* [EXERCISE REQUIREMENTS]: Rewrite the rows below, replacing each occurrence of "legend-label" with "legend-entry" and keeping everything else unchanged.

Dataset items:

━━━━━━━━━━

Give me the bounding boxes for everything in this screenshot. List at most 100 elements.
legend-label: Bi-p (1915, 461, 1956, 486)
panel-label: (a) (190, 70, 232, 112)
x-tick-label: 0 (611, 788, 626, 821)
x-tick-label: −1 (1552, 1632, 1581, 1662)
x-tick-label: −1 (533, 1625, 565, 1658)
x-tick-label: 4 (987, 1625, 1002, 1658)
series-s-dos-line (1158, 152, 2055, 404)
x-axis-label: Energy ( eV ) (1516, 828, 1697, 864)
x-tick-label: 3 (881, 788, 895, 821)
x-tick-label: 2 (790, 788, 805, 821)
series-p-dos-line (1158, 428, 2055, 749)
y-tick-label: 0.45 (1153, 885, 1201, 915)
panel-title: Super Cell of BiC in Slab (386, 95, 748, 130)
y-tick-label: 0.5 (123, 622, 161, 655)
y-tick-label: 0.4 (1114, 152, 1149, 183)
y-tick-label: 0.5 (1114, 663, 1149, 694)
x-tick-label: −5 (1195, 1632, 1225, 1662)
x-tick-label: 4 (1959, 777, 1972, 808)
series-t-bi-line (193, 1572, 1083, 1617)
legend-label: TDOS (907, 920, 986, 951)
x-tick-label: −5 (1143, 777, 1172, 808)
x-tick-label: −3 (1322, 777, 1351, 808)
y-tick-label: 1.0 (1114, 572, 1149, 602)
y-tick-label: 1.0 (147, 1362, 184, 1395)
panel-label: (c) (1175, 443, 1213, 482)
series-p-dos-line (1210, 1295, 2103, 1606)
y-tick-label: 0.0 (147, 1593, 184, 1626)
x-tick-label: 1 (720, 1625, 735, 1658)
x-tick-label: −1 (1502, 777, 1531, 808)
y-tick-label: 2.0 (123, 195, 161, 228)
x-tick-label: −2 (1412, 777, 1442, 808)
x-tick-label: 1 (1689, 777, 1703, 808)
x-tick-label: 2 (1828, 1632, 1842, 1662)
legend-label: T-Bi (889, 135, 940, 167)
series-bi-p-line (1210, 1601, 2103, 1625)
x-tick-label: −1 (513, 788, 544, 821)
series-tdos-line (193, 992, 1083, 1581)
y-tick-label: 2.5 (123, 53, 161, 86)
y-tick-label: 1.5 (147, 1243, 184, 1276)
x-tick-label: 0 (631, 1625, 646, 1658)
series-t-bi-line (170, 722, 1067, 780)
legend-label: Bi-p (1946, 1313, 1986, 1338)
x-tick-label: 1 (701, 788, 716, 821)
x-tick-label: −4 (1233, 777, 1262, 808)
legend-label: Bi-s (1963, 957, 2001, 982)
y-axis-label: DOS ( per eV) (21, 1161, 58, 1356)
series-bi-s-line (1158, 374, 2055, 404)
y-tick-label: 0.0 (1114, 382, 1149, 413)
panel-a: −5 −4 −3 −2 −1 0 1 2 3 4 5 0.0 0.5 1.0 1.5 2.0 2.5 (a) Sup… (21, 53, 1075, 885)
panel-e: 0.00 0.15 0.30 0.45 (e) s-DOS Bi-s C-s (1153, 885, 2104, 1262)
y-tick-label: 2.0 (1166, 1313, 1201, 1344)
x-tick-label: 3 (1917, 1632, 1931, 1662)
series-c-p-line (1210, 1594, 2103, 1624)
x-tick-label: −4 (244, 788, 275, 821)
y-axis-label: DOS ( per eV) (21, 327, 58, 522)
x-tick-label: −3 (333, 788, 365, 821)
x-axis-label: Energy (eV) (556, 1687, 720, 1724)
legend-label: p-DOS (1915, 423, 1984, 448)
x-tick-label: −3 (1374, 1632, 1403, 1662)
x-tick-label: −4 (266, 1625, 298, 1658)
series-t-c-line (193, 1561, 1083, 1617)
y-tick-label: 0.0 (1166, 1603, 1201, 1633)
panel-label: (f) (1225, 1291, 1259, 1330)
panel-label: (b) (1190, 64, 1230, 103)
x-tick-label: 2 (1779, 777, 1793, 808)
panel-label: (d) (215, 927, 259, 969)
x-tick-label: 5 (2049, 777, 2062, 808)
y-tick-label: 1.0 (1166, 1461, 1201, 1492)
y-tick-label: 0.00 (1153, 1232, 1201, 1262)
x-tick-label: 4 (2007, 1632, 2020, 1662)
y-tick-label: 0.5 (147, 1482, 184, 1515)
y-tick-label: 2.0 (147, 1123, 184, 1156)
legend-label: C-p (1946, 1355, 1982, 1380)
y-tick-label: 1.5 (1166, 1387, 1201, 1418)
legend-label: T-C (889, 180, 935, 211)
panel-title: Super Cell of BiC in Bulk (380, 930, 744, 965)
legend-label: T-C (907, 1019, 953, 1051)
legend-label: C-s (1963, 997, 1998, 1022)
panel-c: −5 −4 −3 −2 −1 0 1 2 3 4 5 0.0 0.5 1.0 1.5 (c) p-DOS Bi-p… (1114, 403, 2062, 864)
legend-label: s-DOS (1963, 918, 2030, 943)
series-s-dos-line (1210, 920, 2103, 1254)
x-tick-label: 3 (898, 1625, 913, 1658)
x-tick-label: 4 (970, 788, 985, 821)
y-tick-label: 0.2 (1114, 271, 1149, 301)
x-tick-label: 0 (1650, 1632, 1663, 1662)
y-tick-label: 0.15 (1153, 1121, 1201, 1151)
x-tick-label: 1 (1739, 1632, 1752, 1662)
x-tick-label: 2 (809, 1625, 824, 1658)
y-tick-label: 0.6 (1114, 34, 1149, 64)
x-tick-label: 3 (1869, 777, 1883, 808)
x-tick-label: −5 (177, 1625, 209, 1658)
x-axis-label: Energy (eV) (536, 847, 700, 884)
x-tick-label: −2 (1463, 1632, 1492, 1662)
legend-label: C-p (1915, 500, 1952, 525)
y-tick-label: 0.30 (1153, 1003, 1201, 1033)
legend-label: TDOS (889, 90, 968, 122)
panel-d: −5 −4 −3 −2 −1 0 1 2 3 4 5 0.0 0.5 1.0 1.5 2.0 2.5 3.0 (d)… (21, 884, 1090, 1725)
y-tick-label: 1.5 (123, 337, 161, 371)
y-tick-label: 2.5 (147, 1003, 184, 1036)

━━━━━━━━━━

* [PROBLEM SOLUTION]:
Give me the bounding boxes for everything in this screenshot. List at most 100 elements.
legend-entry: Bi-p (1915, 461, 1956, 486)
panel-label: (a) (190, 70, 232, 112)
x-tick-label: 0 (611, 788, 626, 821)
x-tick-label: −1 (1552, 1632, 1581, 1662)
x-tick-label: −1 (533, 1625, 565, 1658)
x-tick-label: 4 (987, 1625, 1002, 1658)
series-s-dos-line (1158, 152, 2055, 404)
x-axis-label: Energy ( eV ) (1516, 828, 1697, 864)
x-tick-label: 3 (881, 788, 895, 821)
x-tick-label: 2 (790, 788, 805, 821)
series-p-dos-line (1158, 428, 2055, 749)
y-tick-label: 0.45 (1153, 885, 1201, 915)
panel-title: Super Cell of BiC in Slab (386, 95, 748, 130)
y-tick-label: 0.5 (123, 622, 161, 655)
y-tick-label: 0.4 (1114, 152, 1149, 183)
y-tick-label: 0.5 (1114, 663, 1149, 694)
x-tick-label: −5 (1195, 1632, 1225, 1662)
x-tick-label: 4 (1959, 777, 1972, 808)
series-t-bi-line (193, 1572, 1083, 1617)
legend-entry: TDOS (907, 920, 986, 951)
x-tick-label: −5 (1143, 777, 1172, 808)
x-tick-label: −3 (1322, 777, 1351, 808)
y-tick-label: 1.0 (1114, 572, 1149, 602)
y-tick-label: 1.0 (147, 1362, 184, 1395)
panel-label: (c) (1175, 443, 1213, 482)
series-p-dos-line (1210, 1295, 2103, 1606)
y-tick-label: 0.0 (147, 1593, 184, 1626)
x-tick-label: 1 (720, 1625, 735, 1658)
x-tick-label: −1 (1502, 777, 1531, 808)
y-tick-label: 2.0 (123, 195, 161, 228)
x-tick-label: −2 (1412, 777, 1442, 808)
x-tick-label: 1 (1689, 777, 1703, 808)
x-tick-label: 2 (1828, 1632, 1842, 1662)
legend-entry: T-Bi (889, 135, 940, 167)
series-bi-p-line (1210, 1601, 2103, 1625)
x-tick-label: −1 (513, 788, 544, 821)
series-tdos-line (193, 992, 1083, 1581)
y-tick-label: 2.5 (123, 53, 161, 86)
y-tick-label: 1.5 (147, 1243, 184, 1276)
x-tick-label: 0 (631, 1625, 646, 1658)
series-t-bi-line (170, 722, 1067, 780)
legend-entry: Bi-p (1946, 1313, 1986, 1338)
x-tick-label: 1 (701, 788, 716, 821)
x-tick-label: −4 (1233, 777, 1262, 808)
legend-entry: Bi-s (1963, 957, 2001, 982)
y-axis-label: DOS ( per eV) (21, 1161, 58, 1356)
series-bi-s-line (1158, 374, 2055, 404)
y-tick-label: 0.0 (1114, 382, 1149, 413)
panel-a: −5 −4 −3 −2 −1 0 1 2 3 4 5 0.0 0.5 1.0 1.5 2.0 2.5 (a) Sup… (21, 53, 1075, 885)
panel-e: 0.00 0.15 0.30 0.45 (e) s-DOS Bi-s C-s (1153, 885, 2104, 1262)
y-tick-label: 2.0 (1166, 1313, 1201, 1344)
x-tick-label: 3 (1917, 1632, 1931, 1662)
series-c-p-line (1210, 1594, 2103, 1624)
x-tick-label: −4 (244, 788, 275, 821)
y-axis-label: DOS ( per eV) (21, 327, 58, 522)
x-tick-label: −3 (333, 788, 365, 821)
x-axis-label: Energy (eV) (556, 1687, 720, 1724)
legend-entry: p-DOS (1915, 423, 1984, 448)
x-tick-label: −3 (1374, 1632, 1403, 1662)
x-tick-label: −4 (266, 1625, 298, 1658)
series-t-c-line (193, 1561, 1083, 1617)
y-tick-label: 0.0 (1166, 1603, 1201, 1633)
panel-label: (f) (1225, 1291, 1259, 1330)
panel-label: (b) (1190, 64, 1230, 103)
x-tick-label: 2 (1779, 777, 1793, 808)
panel-label: (d) (215, 927, 259, 969)
x-tick-label: 5 (2049, 777, 2062, 808)
y-tick-label: 1.0 (1166, 1461, 1201, 1492)
y-tick-label: 0.00 (1153, 1232, 1201, 1262)
x-tick-label: 4 (2007, 1632, 2020, 1662)
y-tick-label: 0.5 (147, 1482, 184, 1515)
y-tick-label: 2.0 (147, 1123, 184, 1156)
legend-entry: C-p (1946, 1355, 1982, 1380)
y-tick-label: 1.5 (1166, 1387, 1201, 1418)
legend-entry: T-C (889, 180, 935, 211)
panel-title: Super Cell of BiC in Bulk (380, 930, 744, 965)
legend-entry: T-C (907, 1019, 953, 1051)
legend-entry: C-s (1963, 997, 1998, 1022)
panel-c: −5 −4 −3 −2 −1 0 1 2 3 4 5 0.0 0.5 1.0 1.5 (c) p-DOS Bi-p… (1114, 403, 2062, 864)
legend-entry: s-DOS (1963, 918, 2030, 943)
series-s-dos-line (1210, 920, 2103, 1254)
x-tick-label: 3 (898, 1625, 913, 1658)
x-tick-label: 4 (970, 788, 985, 821)
y-tick-label: 0.2 (1114, 271, 1149, 301)
x-tick-label: 0 (1650, 1632, 1663, 1662)
y-tick-label: 0.15 (1153, 1121, 1201, 1151)
x-tick-label: 1 (1739, 1632, 1752, 1662)
x-tick-label: 2 (809, 1625, 824, 1658)
y-tick-label: 0.6 (1114, 34, 1149, 64)
x-tick-label: 3 (1869, 777, 1883, 808)
x-tick-label: −5 (177, 1625, 209, 1658)
x-axis-label: Energy (eV) (536, 847, 700, 884)
x-tick-label: −2 (1463, 1632, 1492, 1662)
legend-entry: C-p (1915, 500, 1952, 525)
y-tick-label: 0.30 (1153, 1003, 1201, 1033)
legend-entry: TDOS (889, 90, 968, 122)
panel-d: −5 −4 −3 −2 −1 0 1 2 3 4 5 0.0 0.5 1.0 1.5 2.0 2.5 3.0 (d)… (21, 884, 1090, 1725)
y-tick-label: 1.5 (123, 337, 161, 371)
y-tick-label: 2.5 (147, 1003, 184, 1036)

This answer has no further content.